• **Given exercise**:
From the entries below, say how many lines carry the word "JSON", and give nothing but the number.

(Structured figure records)

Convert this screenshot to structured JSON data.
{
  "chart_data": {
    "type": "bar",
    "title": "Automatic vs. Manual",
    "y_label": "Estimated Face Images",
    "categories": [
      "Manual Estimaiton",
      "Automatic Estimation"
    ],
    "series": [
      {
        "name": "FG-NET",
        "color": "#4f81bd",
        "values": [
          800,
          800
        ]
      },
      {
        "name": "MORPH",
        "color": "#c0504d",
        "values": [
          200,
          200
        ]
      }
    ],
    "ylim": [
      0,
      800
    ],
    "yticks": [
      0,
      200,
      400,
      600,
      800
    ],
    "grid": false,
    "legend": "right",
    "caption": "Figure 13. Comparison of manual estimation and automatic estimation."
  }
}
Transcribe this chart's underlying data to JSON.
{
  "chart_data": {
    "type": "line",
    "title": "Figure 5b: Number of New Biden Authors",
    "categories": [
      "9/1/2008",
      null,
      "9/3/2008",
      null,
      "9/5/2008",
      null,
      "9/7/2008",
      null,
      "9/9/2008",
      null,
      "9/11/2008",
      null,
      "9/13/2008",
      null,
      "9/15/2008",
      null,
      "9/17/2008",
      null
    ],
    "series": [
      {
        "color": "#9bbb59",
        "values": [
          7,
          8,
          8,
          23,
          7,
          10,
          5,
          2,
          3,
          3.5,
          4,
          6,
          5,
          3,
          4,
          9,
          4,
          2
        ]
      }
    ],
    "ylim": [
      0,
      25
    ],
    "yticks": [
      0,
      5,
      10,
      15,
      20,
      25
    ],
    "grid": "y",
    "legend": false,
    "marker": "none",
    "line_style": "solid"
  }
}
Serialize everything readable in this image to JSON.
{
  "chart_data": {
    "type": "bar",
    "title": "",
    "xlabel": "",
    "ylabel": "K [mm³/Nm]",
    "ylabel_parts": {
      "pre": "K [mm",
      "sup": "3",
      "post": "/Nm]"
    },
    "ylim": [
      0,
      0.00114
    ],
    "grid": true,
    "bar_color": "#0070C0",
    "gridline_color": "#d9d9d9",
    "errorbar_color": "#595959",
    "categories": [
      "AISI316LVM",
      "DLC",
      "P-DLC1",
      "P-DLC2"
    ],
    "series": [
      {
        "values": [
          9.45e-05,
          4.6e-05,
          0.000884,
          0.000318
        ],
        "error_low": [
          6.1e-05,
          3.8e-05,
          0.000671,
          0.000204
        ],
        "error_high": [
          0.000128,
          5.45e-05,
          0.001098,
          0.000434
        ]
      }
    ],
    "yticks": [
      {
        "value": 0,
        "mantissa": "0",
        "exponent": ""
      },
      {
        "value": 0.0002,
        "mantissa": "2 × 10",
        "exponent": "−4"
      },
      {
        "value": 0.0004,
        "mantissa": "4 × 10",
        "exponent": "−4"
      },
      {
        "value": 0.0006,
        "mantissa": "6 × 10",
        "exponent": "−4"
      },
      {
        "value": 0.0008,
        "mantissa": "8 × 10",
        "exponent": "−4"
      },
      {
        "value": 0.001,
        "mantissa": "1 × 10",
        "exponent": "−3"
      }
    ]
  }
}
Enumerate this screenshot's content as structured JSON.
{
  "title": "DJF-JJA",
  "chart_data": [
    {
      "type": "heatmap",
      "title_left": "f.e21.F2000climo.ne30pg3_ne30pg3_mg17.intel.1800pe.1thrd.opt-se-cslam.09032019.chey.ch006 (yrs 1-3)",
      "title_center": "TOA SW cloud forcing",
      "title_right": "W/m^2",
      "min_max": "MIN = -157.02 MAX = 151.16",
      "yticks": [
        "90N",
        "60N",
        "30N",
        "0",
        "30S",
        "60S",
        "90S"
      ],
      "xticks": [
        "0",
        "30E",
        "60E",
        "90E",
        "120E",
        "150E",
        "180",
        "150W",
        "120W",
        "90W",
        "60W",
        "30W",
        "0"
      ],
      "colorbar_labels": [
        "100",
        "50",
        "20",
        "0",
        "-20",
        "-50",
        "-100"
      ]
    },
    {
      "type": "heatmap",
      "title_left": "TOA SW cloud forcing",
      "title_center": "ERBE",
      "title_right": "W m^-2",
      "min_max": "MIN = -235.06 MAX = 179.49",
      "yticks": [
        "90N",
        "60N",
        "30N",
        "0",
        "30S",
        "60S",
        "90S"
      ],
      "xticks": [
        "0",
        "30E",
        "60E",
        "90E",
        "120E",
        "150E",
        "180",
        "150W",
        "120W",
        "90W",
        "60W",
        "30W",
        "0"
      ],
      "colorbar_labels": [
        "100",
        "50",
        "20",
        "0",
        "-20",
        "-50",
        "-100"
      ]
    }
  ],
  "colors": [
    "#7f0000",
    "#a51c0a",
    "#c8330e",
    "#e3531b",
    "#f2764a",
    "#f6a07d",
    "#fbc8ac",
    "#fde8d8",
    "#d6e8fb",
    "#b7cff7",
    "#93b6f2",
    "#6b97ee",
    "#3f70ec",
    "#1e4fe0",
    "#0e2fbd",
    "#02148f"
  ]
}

• **Result of the task**:
4